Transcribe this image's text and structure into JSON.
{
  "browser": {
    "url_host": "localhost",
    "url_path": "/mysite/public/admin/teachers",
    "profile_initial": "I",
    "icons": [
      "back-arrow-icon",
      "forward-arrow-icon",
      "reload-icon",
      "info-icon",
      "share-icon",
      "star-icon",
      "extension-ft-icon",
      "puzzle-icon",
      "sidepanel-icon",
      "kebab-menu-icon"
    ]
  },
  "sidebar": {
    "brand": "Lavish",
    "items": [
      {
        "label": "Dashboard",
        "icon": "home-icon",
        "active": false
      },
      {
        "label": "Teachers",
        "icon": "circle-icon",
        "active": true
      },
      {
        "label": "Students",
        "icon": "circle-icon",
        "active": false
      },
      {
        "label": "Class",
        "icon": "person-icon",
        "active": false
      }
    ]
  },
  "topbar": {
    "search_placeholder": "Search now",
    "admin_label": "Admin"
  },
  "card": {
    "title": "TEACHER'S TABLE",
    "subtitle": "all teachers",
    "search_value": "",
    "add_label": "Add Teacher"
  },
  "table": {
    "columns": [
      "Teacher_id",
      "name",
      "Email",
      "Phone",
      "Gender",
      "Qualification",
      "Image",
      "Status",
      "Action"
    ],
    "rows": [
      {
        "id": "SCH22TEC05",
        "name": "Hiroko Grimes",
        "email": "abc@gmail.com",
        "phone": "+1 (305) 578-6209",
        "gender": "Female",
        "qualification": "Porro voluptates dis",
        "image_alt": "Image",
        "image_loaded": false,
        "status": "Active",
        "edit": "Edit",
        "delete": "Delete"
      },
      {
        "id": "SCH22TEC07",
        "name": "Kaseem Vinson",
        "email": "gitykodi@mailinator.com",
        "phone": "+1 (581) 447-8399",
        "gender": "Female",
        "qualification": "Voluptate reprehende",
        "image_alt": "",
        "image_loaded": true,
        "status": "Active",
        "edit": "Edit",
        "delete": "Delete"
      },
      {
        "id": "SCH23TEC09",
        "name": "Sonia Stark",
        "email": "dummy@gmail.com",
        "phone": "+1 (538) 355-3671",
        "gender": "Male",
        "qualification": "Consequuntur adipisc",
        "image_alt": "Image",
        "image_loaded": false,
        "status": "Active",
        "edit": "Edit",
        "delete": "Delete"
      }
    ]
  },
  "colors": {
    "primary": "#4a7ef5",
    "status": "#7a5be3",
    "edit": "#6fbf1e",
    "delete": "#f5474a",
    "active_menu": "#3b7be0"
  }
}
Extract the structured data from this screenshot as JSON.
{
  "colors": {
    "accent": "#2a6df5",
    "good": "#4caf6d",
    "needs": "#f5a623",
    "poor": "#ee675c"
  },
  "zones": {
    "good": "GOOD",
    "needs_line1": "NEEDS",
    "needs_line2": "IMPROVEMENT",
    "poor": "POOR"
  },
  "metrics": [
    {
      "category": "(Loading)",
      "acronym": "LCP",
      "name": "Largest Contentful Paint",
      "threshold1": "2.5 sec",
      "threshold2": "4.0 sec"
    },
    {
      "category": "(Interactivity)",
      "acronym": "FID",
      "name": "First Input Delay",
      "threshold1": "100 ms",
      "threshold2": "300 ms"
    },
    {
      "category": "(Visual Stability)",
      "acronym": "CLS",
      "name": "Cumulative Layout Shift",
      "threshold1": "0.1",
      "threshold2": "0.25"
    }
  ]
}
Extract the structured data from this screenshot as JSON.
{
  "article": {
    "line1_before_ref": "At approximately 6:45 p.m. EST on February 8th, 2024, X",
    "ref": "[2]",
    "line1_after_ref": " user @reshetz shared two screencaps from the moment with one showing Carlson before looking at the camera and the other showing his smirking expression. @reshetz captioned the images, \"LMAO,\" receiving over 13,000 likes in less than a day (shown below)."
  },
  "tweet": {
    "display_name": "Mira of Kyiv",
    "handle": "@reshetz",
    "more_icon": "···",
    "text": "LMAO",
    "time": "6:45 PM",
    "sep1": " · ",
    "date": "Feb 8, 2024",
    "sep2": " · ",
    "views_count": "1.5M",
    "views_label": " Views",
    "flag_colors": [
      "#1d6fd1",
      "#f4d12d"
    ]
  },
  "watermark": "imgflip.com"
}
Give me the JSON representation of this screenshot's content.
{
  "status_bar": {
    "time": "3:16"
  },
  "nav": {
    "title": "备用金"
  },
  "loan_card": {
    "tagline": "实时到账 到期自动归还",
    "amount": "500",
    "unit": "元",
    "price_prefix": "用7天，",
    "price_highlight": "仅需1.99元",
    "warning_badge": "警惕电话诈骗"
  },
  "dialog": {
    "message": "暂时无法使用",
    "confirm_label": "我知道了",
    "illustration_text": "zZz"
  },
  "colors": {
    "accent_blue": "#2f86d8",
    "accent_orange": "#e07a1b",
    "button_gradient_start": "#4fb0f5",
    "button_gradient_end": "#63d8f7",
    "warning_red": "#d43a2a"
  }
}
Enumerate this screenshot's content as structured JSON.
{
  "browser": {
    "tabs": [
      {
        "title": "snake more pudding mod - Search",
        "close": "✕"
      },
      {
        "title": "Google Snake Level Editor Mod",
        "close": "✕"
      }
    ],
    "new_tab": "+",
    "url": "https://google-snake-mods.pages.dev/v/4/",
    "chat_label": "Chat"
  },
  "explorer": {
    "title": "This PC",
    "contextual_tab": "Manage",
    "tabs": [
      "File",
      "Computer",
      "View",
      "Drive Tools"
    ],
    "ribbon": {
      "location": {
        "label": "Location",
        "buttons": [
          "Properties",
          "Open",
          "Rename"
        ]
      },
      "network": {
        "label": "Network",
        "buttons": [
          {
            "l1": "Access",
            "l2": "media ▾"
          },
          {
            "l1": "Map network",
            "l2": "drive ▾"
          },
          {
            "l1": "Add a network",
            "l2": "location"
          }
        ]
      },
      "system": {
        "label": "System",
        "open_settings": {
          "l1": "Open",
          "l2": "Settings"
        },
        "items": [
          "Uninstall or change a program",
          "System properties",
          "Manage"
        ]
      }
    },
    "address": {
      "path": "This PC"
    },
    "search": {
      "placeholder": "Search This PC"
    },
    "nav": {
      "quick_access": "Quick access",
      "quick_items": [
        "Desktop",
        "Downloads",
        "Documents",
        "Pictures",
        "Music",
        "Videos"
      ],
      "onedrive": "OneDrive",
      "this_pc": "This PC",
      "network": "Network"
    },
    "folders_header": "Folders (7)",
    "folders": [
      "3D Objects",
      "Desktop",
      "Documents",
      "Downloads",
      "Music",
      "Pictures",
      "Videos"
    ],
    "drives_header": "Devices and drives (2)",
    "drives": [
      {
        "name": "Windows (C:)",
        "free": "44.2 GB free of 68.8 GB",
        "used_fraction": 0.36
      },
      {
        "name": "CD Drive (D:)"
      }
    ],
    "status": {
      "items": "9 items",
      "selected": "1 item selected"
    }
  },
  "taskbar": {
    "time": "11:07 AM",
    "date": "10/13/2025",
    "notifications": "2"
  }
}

*STATED EXERCISE*
Each line of the material should be echoed exactly.

*ANSWER TO THE EXERCISE*
Transcribe this image's text and structure into JSON.
{
  "browser": {
    "url_host": "localhost",
    "url_path": "/mysite/public/admin/teachers",
    "profile_initial": "I",
    "icons": [
      "back-arrow-icon",
      "forward-arrow-icon",
      "reload-icon",
      "info-icon",
      "share-icon",
      "star-icon",
      "extension-ft-icon",
      "puzzle-icon",
      "sidepanel-icon",
      "kebab-menu-icon"
    ]
  },
  "sidebar": {
    "brand": "Lavish",
    "items": [
      {
        "label": "Dashboard",
        "icon": "home-icon",
        "active": false
      },
      {
        "label": "Teachers",
        "icon": "circle-icon",
        "active": true
      },
      {
        "label": "Students",
        "icon": "circle-icon",
        "active": false
      },
      {
        "label": "Class",
        "icon": "person-icon",
        "active": false
      }
    ]
  },
  "topbar": {
    "search_placeholder": "Search now",
    "admin_label": "Admin"
  },
  "card": {
    "title": "TEACHER'S TABLE",
    "subtitle": "all teachers",
    "search_value": "",
    "add_label": "Add Teacher"
  },
  "table": {
    "columns": [
      "Teacher_id",
      "name",
      "Email",
      "Phone",
      "Gender",
      "Qualification",
      "Image",
      "Status",
      "Action"
    ],
    "rows": [
      {
        "id": "SCH22TEC05",
        "name": "Hiroko Grimes",
        "email": "abc@gmail.com",
        "phone": "+1 (305) 578-6209",
        "gender": "Female",
        "qualification": "Porro voluptates dis",
        "image_alt": "Image",
        "image_loaded": false,
        "status": "Active",
        "edit": "Edit",
        "delete": "Delete"
      },
      {
        "id": "SCH22TEC07",
        "name": "Kaseem Vinson",
        "email": "gitykodi@mailinator.com",
        "phone": "+1 (581) 447-8399",
        "gender": "Female",
        "qualification": "Voluptate reprehende",
        "image_alt": "",
        "image_loaded": true,
        "status": "Active",
        "edit": "Edit",
        "delete": "Delete"
      },
      {
        "id": "SCH23TEC09",
        "name": "Sonia Stark",
        "email": "dummy@gmail.com",
        "phone": "+1 (538) 355-3671",
        "gender": "Male",
        "qualification": "Consequuntur adipisc",
        "image_alt": "Image",
        "image_loaded": false,
        "status": "Active",
        "edit": "Edit",
        "delete": "Delete"
      }
    ]
  },
  "colors": {
    "primary": "#4a7ef5",
    "status": "#7a5be3",
    "edit": "#6fbf1e",
    "delete": "#f5474a",
    "active_menu": "#3b7be0"
  }
}
Extract the structured data from this screenshot as JSON.
{
  "colors": {
    "accent": "#2a6df5",
    "good": "#4caf6d",
    "needs": "#f5a623",
    "poor": "#ee675c"
  },
  "zones": {
    "good": "GOOD",
    "needs_line1": "NEEDS",
    "needs_line2": "IMPROVEMENT",
    "poor": "POOR"
  },
  "metrics": [
    {
      "category": "(Loading)",
      "acronym": "LCP",
      "name": "Largest Contentful Paint",
      "threshold1": "2.5 sec",
      "threshold2": "4.0 sec"
    },
    {
      "category": "(Interactivity)",
      "acronym": "FID",
      "name": "First Input Delay",
      "threshold1": "100 ms",
      "threshold2": "300 ms"
    },
    {
      "category": "(Visual Stability)",
      "acronym": "CLS",
      "name": "Cumulative Layout Shift",
      "threshold1": "0.1",
      "threshold2": "0.25"
    }
  ]
}
Extract the structured data from this screenshot as JSON.
{
  "article": {
    "line1_before_ref": "At approximately 6:45 p.m. EST on February 8th, 2024, X",
    "ref": "[2]",
    "line1_after_ref": " user @reshetz shared two screencaps from the moment with one showing Carlson before looking at the camera and the other showing his smirking expression. @reshetz captioned the images, \"LMAO,\" receiving over 13,000 likes in less than a day (shown below)."
  },
  "tweet": {
    "display_name": "Mira of Kyiv",
    "handle": "@reshetz",
    "more_icon": "···",
    "text": "LMAO",
    "time": "6:45 PM",
    "sep1": " · ",
    "date": "Feb 8, 2024",
    "sep2": " · ",
    "views_count": "1.5M",
    "views_label": " Views",
    "flag_colors": [
      "#1d6fd1",
      "#f4d12d"
    ]
  },
  "watermark": "imgflip.com"
}
Give me the JSON representation of this screenshot's content.
{
  "status_bar": {
    "time": "3:16"
  },
  "nav": {
    "title": "备用金"
  },
  "loan_card": {
    "tagline": "实时到账 到期自动归还",
    "amount": "500",
    "unit": "元",
    "price_prefix": "用7天，",
    "price_highlight": "仅需1.99元",
    "warning_badge": "警惕电话诈骗"
  },
  "dialog": {
    "message": "暂时无法使用",
    "confirm_label": "我知道了",
    "illustration_text": "zZz"
  },
  "colors": {
    "accent_blue": "#2f86d8",
    "accent_orange": "#e07a1b",
    "button_gradient_start": "#4fb0f5",
    "button_gradient_end": "#63d8f7",
    "warning_red": "#d43a2a"
  }
}
Enumerate this screenshot's content as structured JSON.
{
  "browser": {
    "tabs": [
      {
        "title": "snake more pudding mod - Search",
        "close": "✕"
      },
      {
        "title": "Google Snake Level Editor Mod",
        "close": "✕"
      }
    ],
    "new_tab": "+",
    "url": "https://google-snake-mods.pages.dev/v/4/",
    "chat_label": "Chat"
  },
  "explorer": {
    "title": "This PC",
    "contextual_tab": "Manage",
    "tabs": [
      "File",
      "Computer",
      "View",
      "Drive Tools"
    ],
    "ribbon": {
      "location": {
        "label": "Location",
        "buttons": [
          "Properties",
          "Open",
          "Rename"
        ]
      },
      "network": {
        "label": "Network",
        "buttons": [
          {
            "l1": "Access",
            "l2": "media ▾"
          },
          {
            "l1": "Map network",
            "l2": "drive ▾"
          },
          {
            "l1": "Add a network",
            "l2": "location"
          }
        ]
      },
      "system": {
        "label": "System",
        "open_settings": {
          "l1": "Open",
          "l2": "Settings"
        },
        "items": [
          "Uninstall or change a program",
          "System properties",
          "Manage"
        ]
      }
    },
    "address": {
      "path": "This PC"
    },
    "search": {
      "placeholder": "Search This PC"
    },
    "nav": {
      "quick_access": "Quick access",
      "quick_items": [
        "Desktop",
        "Downloads",
        "Documents",
        "Pictures",
        "Music",
        "Videos"
      ],
      "onedrive": "OneDrive",
      "this_pc": "This PC",
      "network": "Network"
    },
    "folders_header": "Folders (7)",
    "folders": [
      "3D Objects",
      "Desktop",
      "Documents",
      "Downloads",
      "Music",
      "Pictures",
      "Videos"
    ],
    "drives_header": "Devices and drives (2)",
    "drives": [
      {
        "name": "Windows (C:)",
        "free": "44.2 GB free of 68.8 GB",
        "used_fraction": 0.36
      },
      {
        "name": "CD Drive (D:)"
      }
    ],
    "status": {
      "items": "9 items",
      "selected": "1 item selected"
    }
  },
  "taskbar": {
    "time": "11:07 AM",
    "date": "10/13/2025",
    "notifications": "2"
  }
}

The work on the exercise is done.